[Extracted records]
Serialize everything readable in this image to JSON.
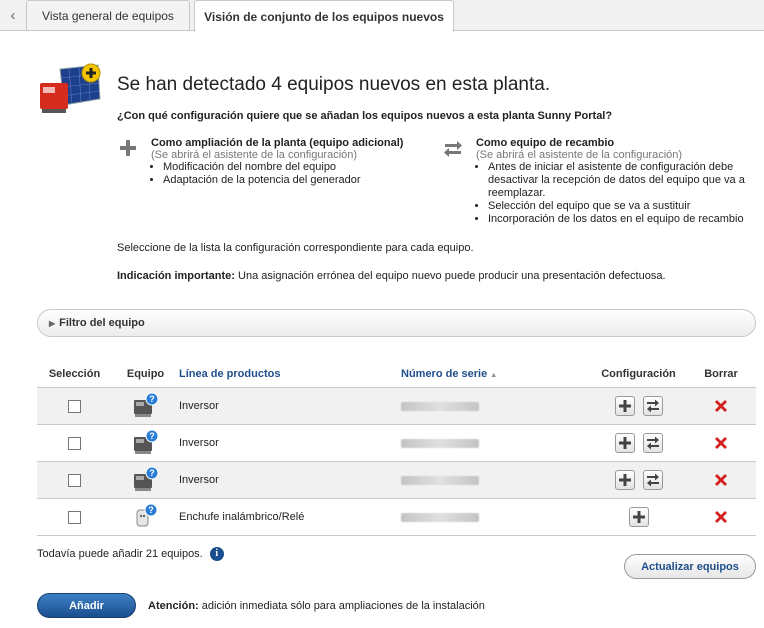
{
  "tabs": {
    "back_icon": "chevron-left-icon",
    "overview": "Vista general de equipos",
    "new_devices": "Visión de conjunto de los equipos nuevos"
  },
  "header": {
    "title": "Se han detectado 4 equipos nuevos en esta planta.",
    "question": "¿Con qué configuración quiere que se añadan los equipos nuevos a esta planta Sunny Portal?"
  },
  "option_add": {
    "icon": "plus-icon",
    "heading": "Como ampliación de la planta (equipo adicional)",
    "note": "(Se abrirá el asistente de la configuración)",
    "items": [
      "Modificación del nombre del equipo",
      "Adaptación de la potencia del generador"
    ]
  },
  "option_replace": {
    "icon": "swap-icon",
    "heading": "Como equipo de recambio",
    "note": "(Se abrirá el asistente de la configuración)",
    "items": [
      "Antes de iniciar el asistente de configuración debe desactivar la recepción de datos del equipo que va a reemplazar.",
      "Selección del equipo que se va a sustituir",
      "Incorporación de los datos en el equipo de recambio"
    ]
  },
  "instruction": "Seleccione de la lista la configuración correspondiente para cada equipo.",
  "important": {
    "label": "Indicación importante:",
    "text": " Una asignación errónea del equipo nuevo puede producir una presentación defectuosa."
  },
  "filter": {
    "label": "Filtro del equipo"
  },
  "table": {
    "headers": {
      "selection": "Selección",
      "device": "Equipo",
      "product_line": "Línea de productos",
      "serial": "Número de serie",
      "sort_icon": "sort-asc-icon",
      "config": "Configuración",
      "delete": "Borrar"
    },
    "rows": [
      {
        "checked": false,
        "icon": "inverter-icon",
        "product_line": "Inversor",
        "serial": "redacted",
        "config": [
          "add",
          "replace"
        ]
      },
      {
        "checked": false,
        "icon": "inverter-icon",
        "product_line": "Inversor",
        "serial": "redacted",
        "config": [
          "add",
          "replace"
        ]
      },
      {
        "checked": false,
        "icon": "inverter-icon",
        "product_line": "Inversor",
        "serial": "redacted",
        "config": [
          "add",
          "replace"
        ]
      },
      {
        "checked": false,
        "icon": "wireless-plug-icon",
        "product_line": "Enchufe inalámbrico/Relé",
        "serial": "redacted",
        "config": [
          "add"
        ]
      }
    ]
  },
  "remaining": "Todavía puede añadir 21 equipos.",
  "buttons": {
    "update": "Actualizar equipos",
    "add": "Añadir"
  },
  "attention": {
    "label": "Atención:",
    "text": " adición inmediata sólo para ampliaciones de la instalación"
  },
  "colors": {
    "link": "#1f4e8c",
    "add_button": "#1a4f8f",
    "delete": "#cc2222",
    "accent_yellow": "#f5c400"
  }
}
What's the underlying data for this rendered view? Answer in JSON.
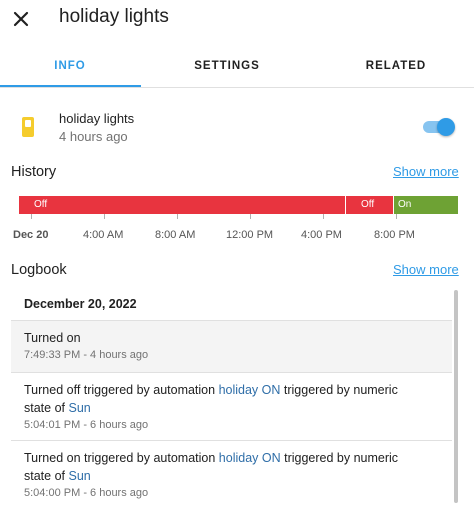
{
  "header": {
    "title": "holiday lights",
    "close_icon": "close-icon"
  },
  "tabs": [
    {
      "label": "INFO",
      "active": true
    },
    {
      "label": "SETTINGS",
      "active": false
    },
    {
      "label": "RELATED",
      "active": false
    }
  ],
  "entity": {
    "name": "holiday lights",
    "last_changed": "4 hours ago",
    "icon": "switch-icon",
    "state_on": true
  },
  "history": {
    "title": "History",
    "show_more": "Show more",
    "segments": [
      {
        "label": "Off",
        "color": "#e8343f"
      },
      {
        "label": "Off",
        "color": "#e8343f"
      },
      {
        "label": "On",
        "color": "#6ea234"
      }
    ],
    "ticks": [
      "Dec 20",
      "4:00 AM",
      "8:00 AM",
      "12:00 PM",
      "4:00 PM",
      "8:00 PM"
    ]
  },
  "logbook": {
    "title": "Logbook",
    "show_more": "Show more",
    "date": "December 20, 2022",
    "entries": [
      {
        "message": "Turned on",
        "time": "7:49:33 PM - 4 hours ago"
      },
      {
        "msg_pre": "Turned off triggered by automation ",
        "msg_link1": "holiday ON",
        "msg_mid": " triggered by numeric state of ",
        "msg_link2": "Sun",
        "time": "5:04:01 PM - 6 hours ago"
      },
      {
        "msg_pre": "Turned on triggered by automation ",
        "msg_link1": "holiday ON",
        "msg_mid": " triggered by numeric state of ",
        "msg_link2": "Sun",
        "time": "5:04:00 PM - 6 hours ago"
      }
    ]
  },
  "colors": {
    "accent": "#2f9be6",
    "off": "#e8343f",
    "on": "#6ea234",
    "icon": "#f5cc2d"
  }
}
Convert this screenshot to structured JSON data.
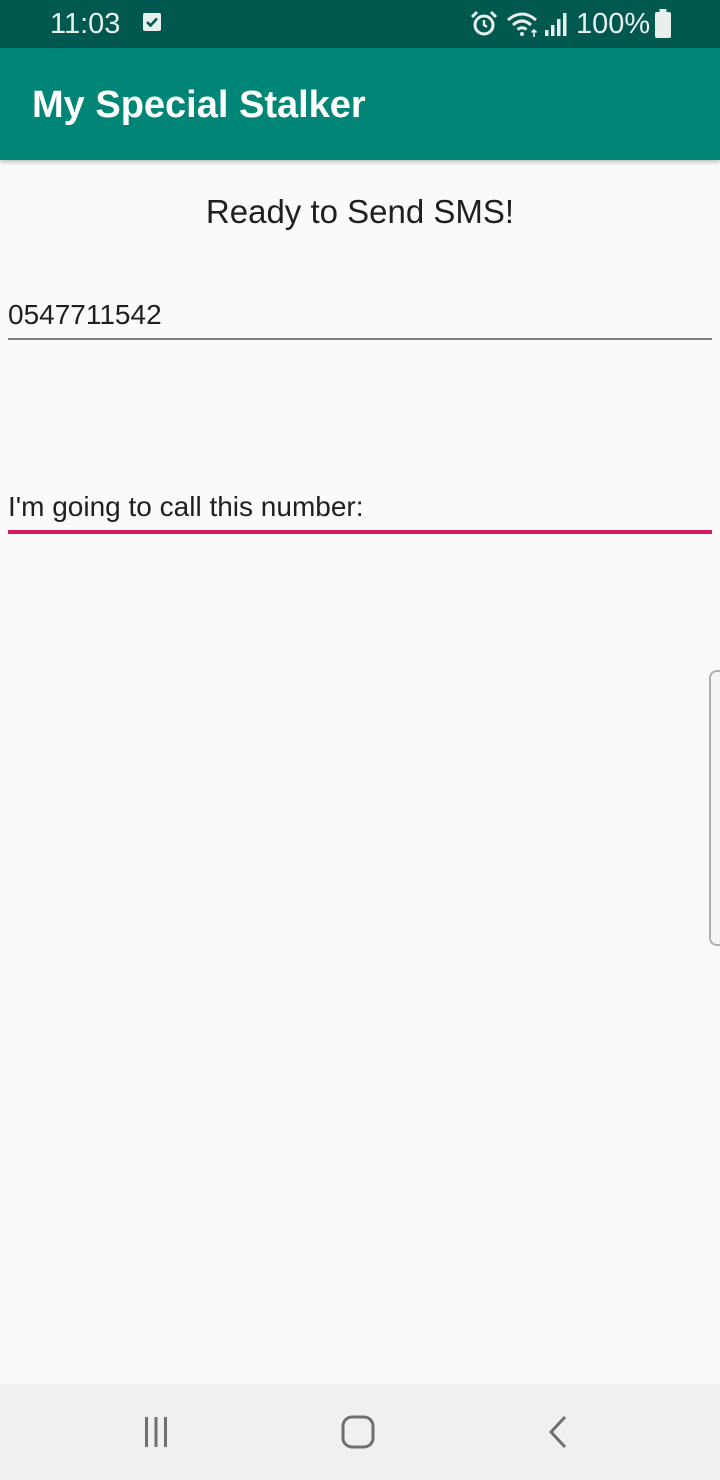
{
  "status_bar": {
    "time": "11:03",
    "battery": "100%"
  },
  "app_bar": {
    "title": "My Special Stalker"
  },
  "main": {
    "heading": "Ready to Send SMS!",
    "phone_field": {
      "value": "0547711542"
    },
    "message_field": {
      "value": "I'm going to call this number:"
    }
  },
  "icons": {
    "notification": "checkbox-notification-icon",
    "alarm": "alarm-icon",
    "wifi": "wifi-icon",
    "signal": "signal-icon",
    "battery": "battery-icon",
    "nav_recent": "recent-apps-icon",
    "nav_home": "home-icon",
    "nav_back": "back-icon"
  },
  "colors": {
    "status_bar": "#00584f",
    "app_bar": "#008577",
    "accent": "#d81b60",
    "background": "#fafafa"
  }
}
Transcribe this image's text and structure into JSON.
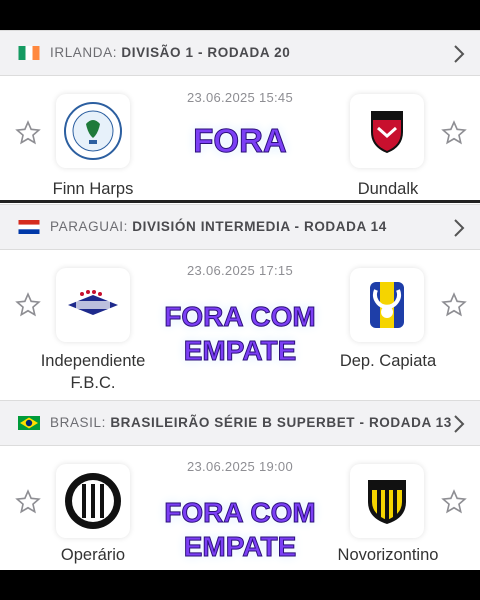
{
  "leagues": [
    {
      "country": "IRLANDA",
      "competition": "DIVISÃO 1 - RODADA 20",
      "flag": "ireland"
    },
    {
      "country": "PARAGUAI",
      "competition": "DIVISIÓN INTERMEDIA - RODADA 14",
      "flag": "paraguay"
    },
    {
      "country": "BRASIL",
      "competition": "BRASILEIRÃO SÉRIE B SUPERBET - RODADA 13",
      "flag": "brazil"
    }
  ],
  "matches": [
    {
      "datetime": "23.06.2025 15:45",
      "home": "Finn Harps",
      "away": "Dundalk",
      "verdict": "FORA"
    },
    {
      "datetime": "23.06.2025 17:15",
      "home": "Independiente\nF.B.C.",
      "away": "Dep. Capiata",
      "verdict": "FORA COM\nEMPATE"
    },
    {
      "datetime": "23.06.2025 19:00",
      "home": "Operário",
      "away": "Novorizontino",
      "verdict": "FORA COM\nEMPATE"
    }
  ],
  "colors": {
    "verdict": "#7c3ff5",
    "verdict_outline": "#2a0f7a",
    "league_bg": "#f2f2f4"
  },
  "icons": [
    "star-outline-icon",
    "chevron-right-icon",
    "flag-icon",
    "team-crest-icon"
  ]
}
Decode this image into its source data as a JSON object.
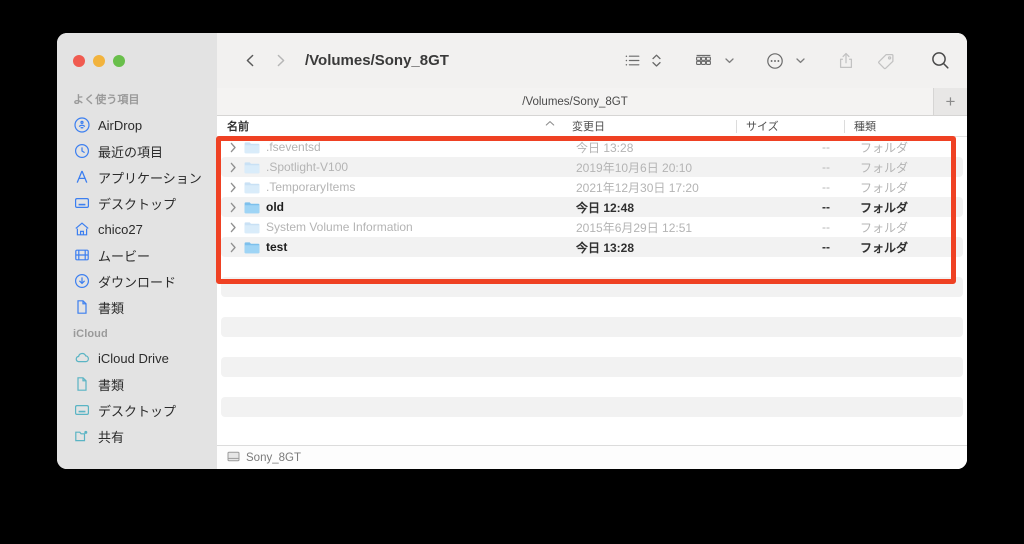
{
  "window": {
    "traffic_lights": [
      "close",
      "minimize",
      "zoom"
    ]
  },
  "toolbar": {
    "back_icon": "chevron-left",
    "forward_icon": "chevron-right",
    "path_title": "/Volumes/Sony_8GT",
    "view_list_icon": "list-view-icon",
    "sort_icon": "sort-updown-icon",
    "group_icon": "group-view-icon",
    "action_icon": "more-ellipsis-icon",
    "share_icon": "share-icon",
    "tag_icon": "tag-icon",
    "search_icon": "search-icon"
  },
  "tabbar": {
    "active_tab": "/Volumes/Sony_8GT",
    "add_tab_label": "+"
  },
  "columns": {
    "name": "名前",
    "date_modified": "変更日",
    "size": "サイズ",
    "kind": "種類",
    "sort_indicator": "^"
  },
  "files": [
    {
      "name": ".fseventsd",
      "date": "今日 13:28",
      "size": "--",
      "kind": "フォルダ",
      "dimmed": true
    },
    {
      "name": ".Spotlight-V100",
      "date": "2019年10月6日 20:10",
      "size": "--",
      "kind": "フォルダ",
      "dimmed": true
    },
    {
      "name": ".TemporaryItems",
      "date": "2021年12月30日 17:20",
      "size": "--",
      "kind": "フォルダ",
      "dimmed": true
    },
    {
      "name": "old",
      "date": "今日 12:48",
      "size": "--",
      "kind": "フォルダ",
      "dimmed": false
    },
    {
      "name": "System Volume Information",
      "date": "2015年6月29日 12:51",
      "size": "--",
      "kind": "フォルダ",
      "dimmed": true
    },
    {
      "name": "test",
      "date": "今日 13:28",
      "size": "--",
      "kind": "フォルダ",
      "dimmed": false
    }
  ],
  "empty_rows": 8,
  "statusbar": {
    "volume_icon": "drive-icon",
    "volume_name": "Sony_8GT"
  },
  "sidebar": {
    "sections": [
      {
        "title": "よく使う項目",
        "items": [
          {
            "label": "AirDrop",
            "icon": "airdrop-icon",
            "color": "#3c7ff0"
          },
          {
            "label": "最近の項目",
            "icon": "clock-icon",
            "color": "#3c7ff0"
          },
          {
            "label": "アプリケーション",
            "icon": "applications-icon",
            "color": "#3c7ff0"
          },
          {
            "label": "デスクトップ",
            "icon": "desktop-icon",
            "color": "#3c7ff0"
          },
          {
            "label": "chico27",
            "icon": "home-icon",
            "color": "#3c7ff0"
          },
          {
            "label": "ムービー",
            "icon": "movie-icon",
            "color": "#3c7ff0"
          },
          {
            "label": "ダウンロード",
            "icon": "download-icon",
            "color": "#3c7ff0"
          },
          {
            "label": "書類",
            "icon": "document-icon",
            "color": "#3c7ff0"
          }
        ]
      },
      {
        "title": "iCloud",
        "items": [
          {
            "label": "iCloud Drive",
            "icon": "cloud-icon",
            "color": "#5ab4c4"
          },
          {
            "label": "書類",
            "icon": "document-icon",
            "color": "#5ab4c4"
          },
          {
            "label": "デスクトップ",
            "icon": "desktop-icon",
            "color": "#5ab4c4"
          },
          {
            "label": "共有",
            "icon": "shared-folder-icon",
            "color": "#5ab4c4"
          }
        ]
      }
    ]
  },
  "annotation": {
    "highlight_color": "#ef4123",
    "shape": "rectangle"
  }
}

Your instructions: Find all lines where the word "chevron" appears. Copy them.

Answer in full:
    "back_icon": "chevron-left-icon",
    "chevron-right-icon",
    "back_icon": "chevron-left",
    "forward_icon": "chevron-right",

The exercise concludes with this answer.